What is needed: Quote the whole listing word for word, please.

▼

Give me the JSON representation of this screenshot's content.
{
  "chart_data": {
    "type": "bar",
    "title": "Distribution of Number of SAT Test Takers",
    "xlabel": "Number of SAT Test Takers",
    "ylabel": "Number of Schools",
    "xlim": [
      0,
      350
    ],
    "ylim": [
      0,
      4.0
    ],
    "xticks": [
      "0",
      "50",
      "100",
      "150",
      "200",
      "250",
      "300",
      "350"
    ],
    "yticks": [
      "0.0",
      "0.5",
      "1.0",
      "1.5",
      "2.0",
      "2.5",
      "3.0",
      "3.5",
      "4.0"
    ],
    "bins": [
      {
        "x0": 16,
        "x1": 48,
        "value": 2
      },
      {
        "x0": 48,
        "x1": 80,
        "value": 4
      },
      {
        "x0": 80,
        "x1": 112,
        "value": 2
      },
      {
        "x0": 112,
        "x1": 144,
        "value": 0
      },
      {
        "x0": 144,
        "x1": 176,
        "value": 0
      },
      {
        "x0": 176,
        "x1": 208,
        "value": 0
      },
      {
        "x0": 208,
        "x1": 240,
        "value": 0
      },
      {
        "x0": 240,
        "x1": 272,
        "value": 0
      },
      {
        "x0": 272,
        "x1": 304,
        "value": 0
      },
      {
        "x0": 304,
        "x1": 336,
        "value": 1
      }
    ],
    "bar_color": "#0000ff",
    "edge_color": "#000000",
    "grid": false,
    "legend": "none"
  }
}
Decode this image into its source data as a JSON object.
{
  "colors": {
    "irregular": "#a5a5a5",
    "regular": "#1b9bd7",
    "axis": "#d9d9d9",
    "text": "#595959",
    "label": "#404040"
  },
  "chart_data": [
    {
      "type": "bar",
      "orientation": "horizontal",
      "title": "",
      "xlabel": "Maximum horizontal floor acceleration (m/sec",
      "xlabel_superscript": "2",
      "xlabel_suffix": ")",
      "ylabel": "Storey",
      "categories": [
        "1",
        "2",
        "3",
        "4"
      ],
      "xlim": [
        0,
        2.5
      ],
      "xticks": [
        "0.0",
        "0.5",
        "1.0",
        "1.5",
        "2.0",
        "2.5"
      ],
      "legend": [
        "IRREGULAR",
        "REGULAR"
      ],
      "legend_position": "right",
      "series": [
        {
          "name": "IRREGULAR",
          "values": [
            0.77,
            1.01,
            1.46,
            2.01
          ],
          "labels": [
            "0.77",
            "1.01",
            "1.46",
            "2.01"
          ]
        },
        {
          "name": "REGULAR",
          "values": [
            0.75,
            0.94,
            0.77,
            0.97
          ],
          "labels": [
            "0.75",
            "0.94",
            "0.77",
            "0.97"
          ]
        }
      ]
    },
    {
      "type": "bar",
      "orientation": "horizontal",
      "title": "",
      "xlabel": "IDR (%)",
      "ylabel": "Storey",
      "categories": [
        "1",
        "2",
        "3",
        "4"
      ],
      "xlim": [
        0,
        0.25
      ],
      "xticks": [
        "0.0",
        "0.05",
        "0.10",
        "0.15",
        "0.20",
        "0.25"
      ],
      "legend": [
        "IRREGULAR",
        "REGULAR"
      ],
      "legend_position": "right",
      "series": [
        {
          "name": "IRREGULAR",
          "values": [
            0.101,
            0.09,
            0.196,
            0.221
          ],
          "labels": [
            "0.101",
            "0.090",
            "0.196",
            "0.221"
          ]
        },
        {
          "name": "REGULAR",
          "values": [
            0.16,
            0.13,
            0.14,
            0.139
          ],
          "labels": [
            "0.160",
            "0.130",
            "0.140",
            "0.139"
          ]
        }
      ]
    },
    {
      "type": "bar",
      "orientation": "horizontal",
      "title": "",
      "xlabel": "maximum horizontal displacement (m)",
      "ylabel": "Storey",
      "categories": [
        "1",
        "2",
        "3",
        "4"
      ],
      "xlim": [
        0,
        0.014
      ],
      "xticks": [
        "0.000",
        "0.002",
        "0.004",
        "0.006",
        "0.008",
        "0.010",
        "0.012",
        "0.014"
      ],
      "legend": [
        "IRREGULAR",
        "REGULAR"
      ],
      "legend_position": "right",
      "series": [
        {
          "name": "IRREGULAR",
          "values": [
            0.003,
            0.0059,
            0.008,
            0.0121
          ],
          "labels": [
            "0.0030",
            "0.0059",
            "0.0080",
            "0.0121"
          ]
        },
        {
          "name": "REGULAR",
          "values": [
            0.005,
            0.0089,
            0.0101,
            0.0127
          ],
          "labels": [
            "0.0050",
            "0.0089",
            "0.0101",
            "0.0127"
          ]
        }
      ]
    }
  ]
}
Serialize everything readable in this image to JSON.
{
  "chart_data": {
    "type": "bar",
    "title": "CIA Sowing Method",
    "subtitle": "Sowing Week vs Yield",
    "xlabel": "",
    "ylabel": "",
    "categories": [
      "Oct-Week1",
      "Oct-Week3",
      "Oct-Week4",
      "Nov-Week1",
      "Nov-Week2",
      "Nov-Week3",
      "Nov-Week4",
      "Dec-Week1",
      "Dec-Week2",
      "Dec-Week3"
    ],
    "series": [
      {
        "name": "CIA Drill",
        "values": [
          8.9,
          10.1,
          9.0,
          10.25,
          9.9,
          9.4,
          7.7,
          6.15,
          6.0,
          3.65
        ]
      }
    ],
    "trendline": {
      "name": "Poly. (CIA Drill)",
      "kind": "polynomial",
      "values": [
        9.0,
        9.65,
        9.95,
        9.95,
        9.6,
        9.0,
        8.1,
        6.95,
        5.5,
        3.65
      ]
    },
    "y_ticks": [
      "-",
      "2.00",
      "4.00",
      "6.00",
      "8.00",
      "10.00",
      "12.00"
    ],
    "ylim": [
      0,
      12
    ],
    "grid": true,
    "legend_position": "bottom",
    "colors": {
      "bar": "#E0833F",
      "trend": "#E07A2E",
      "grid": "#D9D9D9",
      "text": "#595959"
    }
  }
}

▲

Written solution:
Give me the JSON representation of this screenshot's content.
{
  "chart_data": {
    "type": "bar",
    "title": "Distribution of Number of SAT Test Takers",
    "xlabel": "Number of SAT Test Takers",
    "ylabel": "Number of Schools",
    "xlim": [
      0,
      350
    ],
    "ylim": [
      0,
      4.0
    ],
    "xticks": [
      "0",
      "50",
      "100",
      "150",
      "200",
      "250",
      "300",
      "350"
    ],
    "yticks": [
      "0.0",
      "0.5",
      "1.0",
      "1.5",
      "2.0",
      "2.5",
      "3.0",
      "3.5",
      "4.0"
    ],
    "bins": [
      {
        "x0": 16,
        "x1": 48,
        "value": 2
      },
      {
        "x0": 48,
        "x1": 80,
        "value": 4
      },
      {
        "x0": 80,
        "x1": 112,
        "value": 2
      },
      {
        "x0": 112,
        "x1": 144,
        "value": 0
      },
      {
        "x0": 144,
        "x1": 176,
        "value": 0
      },
      {
        "x0": 176,
        "x1": 208,
        "value": 0
      },
      {
        "x0": 208,
        "x1": 240,
        "value": 0
      },
      {
        "x0": 240,
        "x1": 272,
        "value": 0
      },
      {
        "x0": 272,
        "x1": 304,
        "value": 0
      },
      {
        "x0": 304,
        "x1": 336,
        "value": 1
      }
    ],
    "bar_color": "#0000ff",
    "edge_color": "#000000",
    "grid": false,
    "legend": "none"
  }
}
Decode this image into its source data as a JSON object.
{
  "colors": {
    "irregular": "#a5a5a5",
    "regular": "#1b9bd7",
    "axis": "#d9d9d9",
    "text": "#595959",
    "label": "#404040"
  },
  "chart_data": [
    {
      "type": "bar",
      "orientation": "horizontal",
      "title": "",
      "xlabel": "Maximum horizontal floor acceleration (m/sec",
      "xlabel_superscript": "2",
      "xlabel_suffix": ")",
      "ylabel": "Storey",
      "categories": [
        "1",
        "2",
        "3",
        "4"
      ],
      "xlim": [
        0,
        2.5
      ],
      "xticks": [
        "0.0",
        "0.5",
        "1.0",
        "1.5",
        "2.0",
        "2.5"
      ],
      "legend": [
        "IRREGULAR",
        "REGULAR"
      ],
      "legend_position": "right",
      "series": [
        {
          "name": "IRREGULAR",
          "values": [
            0.77,
            1.01,
            1.46,
            2.01
          ],
          "labels": [
            "0.77",
            "1.01",
            "1.46",
            "2.01"
          ]
        },
        {
          "name": "REGULAR",
          "values": [
            0.75,
            0.94,
            0.77,
            0.97
          ],
          "labels": [
            "0.75",
            "0.94",
            "0.77",
            "0.97"
          ]
        }
      ]
    },
    {
      "type": "bar",
      "orientation": "horizontal",
      "title": "",
      "xlabel": "IDR (%)",
      "ylabel": "Storey",
      "categories": [
        "1",
        "2",
        "3",
        "4"
      ],
      "xlim": [
        0,
        0.25
      ],
      "xticks": [
        "0.0",
        "0.05",
        "0.10",
        "0.15",
        "0.20",
        "0.25"
      ],
      "legend": [
        "IRREGULAR",
        "REGULAR"
      ],
      "legend_position": "right",
      "series": [
        {
          "name": "IRREGULAR",
          "values": [
            0.101,
            0.09,
            0.196,
            0.221
          ],
          "labels": [
            "0.101",
            "0.090",
            "0.196",
            "0.221"
          ]
        },
        {
          "name": "REGULAR",
          "values": [
            0.16,
            0.13,
            0.14,
            0.139
          ],
          "labels": [
            "0.160",
            "0.130",
            "0.140",
            "0.139"
          ]
        }
      ]
    },
    {
      "type": "bar",
      "orientation": "horizontal",
      "title": "",
      "xlabel": "maximum horizontal displacement (m)",
      "ylabel": "Storey",
      "categories": [
        "1",
        "2",
        "3",
        "4"
      ],
      "xlim": [
        0,
        0.014
      ],
      "xticks": [
        "0.000",
        "0.002",
        "0.004",
        "0.006",
        "0.008",
        "0.010",
        "0.012",
        "0.014"
      ],
      "legend": [
        "IRREGULAR",
        "REGULAR"
      ],
      "legend_position": "right",
      "series": [
        {
          "name": "IRREGULAR",
          "values": [
            0.003,
            0.0059,
            0.008,
            0.0121
          ],
          "labels": [
            "0.0030",
            "0.0059",
            "0.0080",
            "0.0121"
          ]
        },
        {
          "name": "REGULAR",
          "values": [
            0.005,
            0.0089,
            0.0101,
            0.0127
          ],
          "labels": [
            "0.0050",
            "0.0089",
            "0.0101",
            "0.0127"
          ]
        }
      ]
    }
  ]
}
Serialize everything readable in this image to JSON.
{
  "chart_data": {
    "type": "bar",
    "title": "CIA Sowing Method",
    "subtitle": "Sowing Week vs Yield",
    "xlabel": "",
    "ylabel": "",
    "categories": [
      "Oct-Week1",
      "Oct-Week3",
      "Oct-Week4",
      "Nov-Week1",
      "Nov-Week2",
      "Nov-Week3",
      "Nov-Week4",
      "Dec-Week1",
      "Dec-Week2",
      "Dec-Week3"
    ],
    "series": [
      {
        "name": "CIA Drill",
        "values": [
          8.9,
          10.1,
          9.0,
          10.25,
          9.9,
          9.4,
          7.7,
          6.15,
          6.0,
          3.65
        ]
      }
    ],
    "trendline": {
      "name": "Poly. (CIA Drill)",
      "kind": "polynomial",
      "values": [
        9.0,
        9.65,
        9.95,
        9.95,
        9.6,
        9.0,
        8.1,
        6.95,
        5.5,
        3.65
      ]
    },
    "y_ticks": [
      "-",
      "2.00",
      "4.00",
      "6.00",
      "8.00",
      "10.00",
      "12.00"
    ],
    "ylim": [
      0,
      12
    ],
    "grid": true,
    "legend_position": "bottom",
    "colors": {
      "bar": "#E0833F",
      "trend": "#E07A2E",
      "grid": "#D9D9D9",
      "text": "#595959"
    }
  }
}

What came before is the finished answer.